> _WORK TO BE COMPLETED_: Copy every entry exactly.

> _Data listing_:
——

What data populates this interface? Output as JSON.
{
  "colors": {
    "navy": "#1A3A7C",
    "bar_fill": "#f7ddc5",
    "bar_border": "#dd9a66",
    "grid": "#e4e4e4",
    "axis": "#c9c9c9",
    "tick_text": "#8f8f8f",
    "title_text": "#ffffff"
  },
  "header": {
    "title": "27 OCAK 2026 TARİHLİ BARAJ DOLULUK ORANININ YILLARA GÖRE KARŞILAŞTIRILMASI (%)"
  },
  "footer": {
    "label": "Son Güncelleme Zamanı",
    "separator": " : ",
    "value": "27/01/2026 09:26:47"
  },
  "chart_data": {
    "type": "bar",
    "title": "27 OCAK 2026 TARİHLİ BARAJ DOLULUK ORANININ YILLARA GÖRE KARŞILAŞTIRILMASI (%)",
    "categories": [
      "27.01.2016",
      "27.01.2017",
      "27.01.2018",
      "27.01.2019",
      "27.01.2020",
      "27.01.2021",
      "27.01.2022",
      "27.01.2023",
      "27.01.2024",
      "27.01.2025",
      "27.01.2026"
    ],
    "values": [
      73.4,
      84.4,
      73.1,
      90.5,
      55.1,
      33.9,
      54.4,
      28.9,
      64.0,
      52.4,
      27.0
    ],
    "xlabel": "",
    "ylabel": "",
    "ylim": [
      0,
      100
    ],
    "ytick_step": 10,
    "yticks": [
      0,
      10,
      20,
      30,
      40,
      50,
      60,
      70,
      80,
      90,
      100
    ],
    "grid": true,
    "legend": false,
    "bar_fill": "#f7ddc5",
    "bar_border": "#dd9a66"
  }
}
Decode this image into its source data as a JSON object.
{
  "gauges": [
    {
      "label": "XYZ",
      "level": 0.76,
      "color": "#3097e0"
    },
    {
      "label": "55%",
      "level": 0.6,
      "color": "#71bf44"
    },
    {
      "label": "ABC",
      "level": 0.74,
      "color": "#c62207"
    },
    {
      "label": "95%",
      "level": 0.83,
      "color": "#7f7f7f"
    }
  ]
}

——

> _EXERCISE RESULT_:
What data populates this interface? Output as JSON.
{
  "colors": {
    "navy": "#1A3A7C",
    "bar_fill": "#f7ddc5",
    "bar_border": "#dd9a66",
    "grid": "#e4e4e4",
    "axis": "#c9c9c9",
    "tick_text": "#8f8f8f",
    "title_text": "#ffffff"
  },
  "header": {
    "title": "27 OCAK 2026 TARİHLİ BARAJ DOLULUK ORANININ YILLARA GÖRE KARŞILAŞTIRILMASI (%)"
  },
  "footer": {
    "label": "Son Güncelleme Zamanı",
    "separator": " : ",
    "value": "27/01/2026 09:26:47"
  },
  "chart_data": {
    "type": "bar",
    "title": "27 OCAK 2026 TARİHLİ BARAJ DOLULUK ORANININ YILLARA GÖRE KARŞILAŞTIRILMASI (%)",
    "categories": [
      "27.01.2016",
      "27.01.2017",
      "27.01.2018",
      "27.01.2019",
      "27.01.2020",
      "27.01.2021",
      "27.01.2022",
      "27.01.2023",
      "27.01.2024",
      "27.01.2025",
      "27.01.2026"
    ],
    "values": [
      73.4,
      84.4,
      73.1,
      90.5,
      55.1,
      33.9,
      54.4,
      28.9,
      64.0,
      52.4,
      27.0
    ],
    "xlabel": "",
    "ylabel": "",
    "ylim": [
      0,
      100
    ],
    "ytick_step": 10,
    "yticks": [
      0,
      10,
      20,
      30,
      40,
      50,
      60,
      70,
      80,
      90,
      100
    ],
    "grid": true,
    "legend": false,
    "bar_fill": "#f7ddc5",
    "bar_border": "#dd9a66"
  }
}
Decode this image into its source data as a JSON object.
{
  "gauges": [
    {
      "label": "XYZ",
      "level": 0.76,
      "color": "#3097e0"
    },
    {
      "label": "55%",
      "level": 0.6,
      "color": "#71bf44"
    },
    {
      "label": "ABC",
      "level": 0.74,
      "color": "#c62207"
    },
    {
      "label": "95%",
      "level": 0.83,
      "color": "#7f7f7f"
    }
  ]
}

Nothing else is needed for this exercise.